• [Requirement 1]
Answer these questions from the passage about Finicity:
(a) Which Finicity co-founder is quoted?
(b) On what date was Finicity's most recent tweet when the piece was published?
(c) What two divisions does Finicity's website list besides its aggregation services?
• [Requirement 2] Retype the section of the passage about Finicity starting with "Finicity has a" and going on through "the industry? No.".

• [Reading passage]
--*--

Finicity has a relatively unremarkable profile in CrunchBase, but a few more details about adoption and marketshare come from Finicity co-founder Nicholas Thomas from this Quora question:
2015 has been a good year for Finicity. We’ve signed hundreds of Fintech and Financial Institutions to build their solutions on our API, have quietly launched over a dozen partners, and are launching dozens more in 2016. Our partners tell us that our broad native data source coverage and our fanatical agg support teams are the primary reasons why they love us.
-Nicholas Thomas
So with relatively little marketing (e.g. as I published this, their most recent tweet was on October 27, 2015), Finicity managed to sign up “hundreds” of customers, launched “over a dozen” partners, with more on tap in 2016.
Is account aggregation Finicity’s only play in the industry? No.
To see what other lines of business Finicity offers in addition to their aggregation services, their website lists two other divisions: Mvelopes and Money 4 Life Coaching
Mvelopes from Finicity
Mvelopes is a software application for personal budgeting and has extremely high ratings for its apps in the app stores. Surprisingly high, actually (more on this later).

--*--

• [Supplied records]
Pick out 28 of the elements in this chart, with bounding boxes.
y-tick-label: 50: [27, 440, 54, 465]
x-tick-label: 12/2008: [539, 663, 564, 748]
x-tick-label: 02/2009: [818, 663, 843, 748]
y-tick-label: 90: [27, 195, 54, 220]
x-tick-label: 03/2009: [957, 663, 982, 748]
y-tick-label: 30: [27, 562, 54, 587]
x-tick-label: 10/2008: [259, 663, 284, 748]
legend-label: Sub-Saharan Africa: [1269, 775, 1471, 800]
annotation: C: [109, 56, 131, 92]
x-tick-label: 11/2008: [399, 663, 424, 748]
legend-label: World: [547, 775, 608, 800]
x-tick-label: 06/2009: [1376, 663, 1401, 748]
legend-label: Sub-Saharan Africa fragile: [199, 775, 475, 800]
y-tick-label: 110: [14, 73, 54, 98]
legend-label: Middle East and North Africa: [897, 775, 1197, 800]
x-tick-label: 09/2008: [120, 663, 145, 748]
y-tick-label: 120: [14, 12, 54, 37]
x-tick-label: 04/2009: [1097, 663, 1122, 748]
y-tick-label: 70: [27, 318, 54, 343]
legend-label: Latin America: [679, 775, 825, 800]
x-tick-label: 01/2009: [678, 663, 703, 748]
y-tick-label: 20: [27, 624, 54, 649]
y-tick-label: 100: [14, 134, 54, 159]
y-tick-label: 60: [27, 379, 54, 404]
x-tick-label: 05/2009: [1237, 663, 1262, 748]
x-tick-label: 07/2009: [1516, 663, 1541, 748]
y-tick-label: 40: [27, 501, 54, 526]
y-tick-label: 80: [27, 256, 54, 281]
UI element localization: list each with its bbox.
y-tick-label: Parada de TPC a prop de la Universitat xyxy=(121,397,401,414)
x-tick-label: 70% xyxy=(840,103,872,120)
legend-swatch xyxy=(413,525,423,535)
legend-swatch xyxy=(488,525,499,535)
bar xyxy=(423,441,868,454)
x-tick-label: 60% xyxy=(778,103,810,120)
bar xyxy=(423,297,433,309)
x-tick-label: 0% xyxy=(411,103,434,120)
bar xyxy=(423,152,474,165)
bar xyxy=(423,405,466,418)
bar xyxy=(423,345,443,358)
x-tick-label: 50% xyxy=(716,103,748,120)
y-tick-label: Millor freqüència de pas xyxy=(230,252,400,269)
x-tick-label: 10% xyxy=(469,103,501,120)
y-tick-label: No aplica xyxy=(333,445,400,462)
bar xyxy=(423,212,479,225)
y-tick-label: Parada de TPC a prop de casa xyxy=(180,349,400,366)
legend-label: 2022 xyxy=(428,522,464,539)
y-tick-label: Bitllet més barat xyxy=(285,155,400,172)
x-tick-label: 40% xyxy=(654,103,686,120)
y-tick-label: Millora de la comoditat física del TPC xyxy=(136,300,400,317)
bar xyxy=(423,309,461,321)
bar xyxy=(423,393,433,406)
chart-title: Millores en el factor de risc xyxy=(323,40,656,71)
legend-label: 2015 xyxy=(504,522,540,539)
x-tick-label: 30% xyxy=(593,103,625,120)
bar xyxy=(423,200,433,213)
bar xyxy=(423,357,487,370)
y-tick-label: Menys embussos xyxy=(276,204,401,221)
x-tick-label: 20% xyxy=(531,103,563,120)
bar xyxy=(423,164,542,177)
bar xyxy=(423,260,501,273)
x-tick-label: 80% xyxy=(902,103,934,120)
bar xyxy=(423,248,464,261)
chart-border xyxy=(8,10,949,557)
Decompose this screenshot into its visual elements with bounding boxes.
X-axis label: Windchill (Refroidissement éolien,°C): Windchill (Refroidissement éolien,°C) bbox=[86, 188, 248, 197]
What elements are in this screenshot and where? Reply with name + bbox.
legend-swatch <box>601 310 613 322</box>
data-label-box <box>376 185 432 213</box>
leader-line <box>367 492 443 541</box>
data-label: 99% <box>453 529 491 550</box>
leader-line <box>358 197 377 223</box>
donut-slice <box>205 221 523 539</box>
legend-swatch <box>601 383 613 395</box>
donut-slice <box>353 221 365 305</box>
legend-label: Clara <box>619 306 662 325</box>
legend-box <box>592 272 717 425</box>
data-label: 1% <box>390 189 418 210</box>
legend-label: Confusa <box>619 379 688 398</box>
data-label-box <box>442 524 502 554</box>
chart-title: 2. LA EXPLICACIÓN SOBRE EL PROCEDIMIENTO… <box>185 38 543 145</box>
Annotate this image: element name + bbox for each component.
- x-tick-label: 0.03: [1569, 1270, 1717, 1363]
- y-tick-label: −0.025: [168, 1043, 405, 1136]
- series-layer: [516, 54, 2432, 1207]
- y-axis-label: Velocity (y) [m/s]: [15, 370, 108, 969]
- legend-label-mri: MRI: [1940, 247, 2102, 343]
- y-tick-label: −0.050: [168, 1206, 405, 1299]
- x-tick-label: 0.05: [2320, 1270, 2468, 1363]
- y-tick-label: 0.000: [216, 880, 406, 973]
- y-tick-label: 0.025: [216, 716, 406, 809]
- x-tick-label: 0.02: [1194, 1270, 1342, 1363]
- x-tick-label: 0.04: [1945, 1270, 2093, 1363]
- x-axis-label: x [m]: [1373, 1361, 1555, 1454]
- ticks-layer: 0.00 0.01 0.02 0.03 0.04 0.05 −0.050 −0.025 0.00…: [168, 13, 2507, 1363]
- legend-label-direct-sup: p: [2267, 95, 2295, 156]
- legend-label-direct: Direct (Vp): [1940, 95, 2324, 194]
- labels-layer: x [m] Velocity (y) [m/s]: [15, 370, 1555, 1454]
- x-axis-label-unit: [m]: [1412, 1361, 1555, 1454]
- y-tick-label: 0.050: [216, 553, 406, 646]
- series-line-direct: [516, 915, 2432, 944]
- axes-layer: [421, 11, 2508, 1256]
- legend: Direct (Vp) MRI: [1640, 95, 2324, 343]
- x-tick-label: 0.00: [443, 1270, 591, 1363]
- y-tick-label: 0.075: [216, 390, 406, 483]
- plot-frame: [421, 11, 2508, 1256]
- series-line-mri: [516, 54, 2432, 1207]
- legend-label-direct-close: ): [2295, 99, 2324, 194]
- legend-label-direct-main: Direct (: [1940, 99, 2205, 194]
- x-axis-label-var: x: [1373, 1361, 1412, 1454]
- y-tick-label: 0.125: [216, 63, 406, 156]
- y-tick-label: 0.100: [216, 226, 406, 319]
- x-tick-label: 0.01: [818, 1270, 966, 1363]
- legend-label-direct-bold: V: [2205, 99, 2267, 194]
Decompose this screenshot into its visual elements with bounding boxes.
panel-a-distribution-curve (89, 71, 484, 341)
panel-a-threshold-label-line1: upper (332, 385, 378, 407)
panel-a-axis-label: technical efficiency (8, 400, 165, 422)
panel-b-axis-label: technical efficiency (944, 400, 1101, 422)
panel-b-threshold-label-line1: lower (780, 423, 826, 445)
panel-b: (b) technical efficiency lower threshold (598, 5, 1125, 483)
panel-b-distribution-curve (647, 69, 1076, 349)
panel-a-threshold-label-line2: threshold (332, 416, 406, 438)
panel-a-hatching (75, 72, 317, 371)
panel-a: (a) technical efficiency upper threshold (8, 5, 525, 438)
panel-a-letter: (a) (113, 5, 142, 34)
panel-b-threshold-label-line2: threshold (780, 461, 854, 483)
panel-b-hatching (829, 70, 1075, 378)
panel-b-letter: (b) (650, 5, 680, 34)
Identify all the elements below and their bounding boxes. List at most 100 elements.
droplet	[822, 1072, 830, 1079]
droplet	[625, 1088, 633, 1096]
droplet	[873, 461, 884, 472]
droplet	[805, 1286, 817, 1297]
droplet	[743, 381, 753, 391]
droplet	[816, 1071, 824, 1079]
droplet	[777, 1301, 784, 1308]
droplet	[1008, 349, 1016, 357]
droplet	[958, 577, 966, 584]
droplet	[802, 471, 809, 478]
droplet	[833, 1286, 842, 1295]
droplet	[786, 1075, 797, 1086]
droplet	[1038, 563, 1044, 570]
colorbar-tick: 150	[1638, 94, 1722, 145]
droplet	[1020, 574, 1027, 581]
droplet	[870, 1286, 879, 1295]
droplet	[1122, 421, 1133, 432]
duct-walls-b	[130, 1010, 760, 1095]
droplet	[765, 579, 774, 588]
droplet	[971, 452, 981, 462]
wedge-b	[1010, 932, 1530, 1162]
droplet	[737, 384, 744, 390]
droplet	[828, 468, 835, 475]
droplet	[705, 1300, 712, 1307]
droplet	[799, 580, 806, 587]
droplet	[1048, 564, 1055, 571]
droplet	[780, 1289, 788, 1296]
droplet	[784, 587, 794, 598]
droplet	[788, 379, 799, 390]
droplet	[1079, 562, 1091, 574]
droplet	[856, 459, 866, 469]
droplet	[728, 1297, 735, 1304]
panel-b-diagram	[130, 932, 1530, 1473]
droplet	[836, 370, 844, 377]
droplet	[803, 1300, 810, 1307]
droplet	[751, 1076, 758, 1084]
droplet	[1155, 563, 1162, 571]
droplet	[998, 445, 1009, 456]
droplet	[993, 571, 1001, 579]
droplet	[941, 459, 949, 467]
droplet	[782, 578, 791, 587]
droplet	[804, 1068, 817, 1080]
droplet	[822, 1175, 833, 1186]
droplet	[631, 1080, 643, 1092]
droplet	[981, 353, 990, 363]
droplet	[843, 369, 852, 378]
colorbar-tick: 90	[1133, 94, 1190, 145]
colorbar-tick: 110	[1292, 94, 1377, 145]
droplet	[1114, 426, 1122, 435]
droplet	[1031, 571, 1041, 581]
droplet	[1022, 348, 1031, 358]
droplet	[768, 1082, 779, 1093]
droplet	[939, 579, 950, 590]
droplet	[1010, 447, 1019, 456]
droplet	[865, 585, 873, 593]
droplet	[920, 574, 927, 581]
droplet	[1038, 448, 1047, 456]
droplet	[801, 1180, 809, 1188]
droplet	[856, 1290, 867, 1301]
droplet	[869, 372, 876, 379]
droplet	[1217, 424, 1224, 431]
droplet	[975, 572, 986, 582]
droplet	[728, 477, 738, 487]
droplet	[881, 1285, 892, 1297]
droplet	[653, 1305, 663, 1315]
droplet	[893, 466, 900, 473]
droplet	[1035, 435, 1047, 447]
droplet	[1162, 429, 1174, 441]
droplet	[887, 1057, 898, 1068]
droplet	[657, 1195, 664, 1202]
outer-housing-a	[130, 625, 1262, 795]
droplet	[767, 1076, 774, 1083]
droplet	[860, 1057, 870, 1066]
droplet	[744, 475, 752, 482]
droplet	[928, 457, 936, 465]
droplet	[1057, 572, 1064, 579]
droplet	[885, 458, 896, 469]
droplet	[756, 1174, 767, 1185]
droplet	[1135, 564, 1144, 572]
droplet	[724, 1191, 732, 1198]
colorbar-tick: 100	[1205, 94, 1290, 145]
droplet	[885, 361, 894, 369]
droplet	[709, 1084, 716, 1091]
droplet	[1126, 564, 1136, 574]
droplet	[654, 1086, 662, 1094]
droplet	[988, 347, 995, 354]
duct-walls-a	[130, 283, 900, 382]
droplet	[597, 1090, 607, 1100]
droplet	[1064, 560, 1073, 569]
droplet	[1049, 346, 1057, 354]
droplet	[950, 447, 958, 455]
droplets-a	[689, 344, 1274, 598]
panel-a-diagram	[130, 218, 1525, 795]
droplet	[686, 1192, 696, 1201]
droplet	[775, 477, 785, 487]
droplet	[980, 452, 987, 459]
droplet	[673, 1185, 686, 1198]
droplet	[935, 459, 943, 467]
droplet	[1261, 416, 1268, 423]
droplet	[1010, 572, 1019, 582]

--*--

• [Reply 1]
(a) Nicholas Thomas
(b) October 27, 2015
(c) Mvelopes and Money 4 Life Coaching

• [Reply 2]
Finicity has a relatively unremarkable profile in CrunchBase, but a few more details about adoption and marketshare come from Finicity co-founder Nicholas Thomas from this Quora question:
2015 has been a good year for Finicity. We’ve signed hundreds of Fintech and Financial Institutions to build their solutions on our API, have quietly launched over a dozen partners, and are launching dozens more in 2016. Our partners tell us that our broad native data source coverage and our fanatical agg support teams are the primary reasons why they love us.
-Nicholas Thomas
So with relatively little marketing (e.g. as I published this, their most recent tweet was on October 27, 2015), Finicity managed to sign up “hundreds” of customers, launched “over a dozen” partners, with more on tap in 2016.
Is account aggregation Finicity’s only play in the industry? No.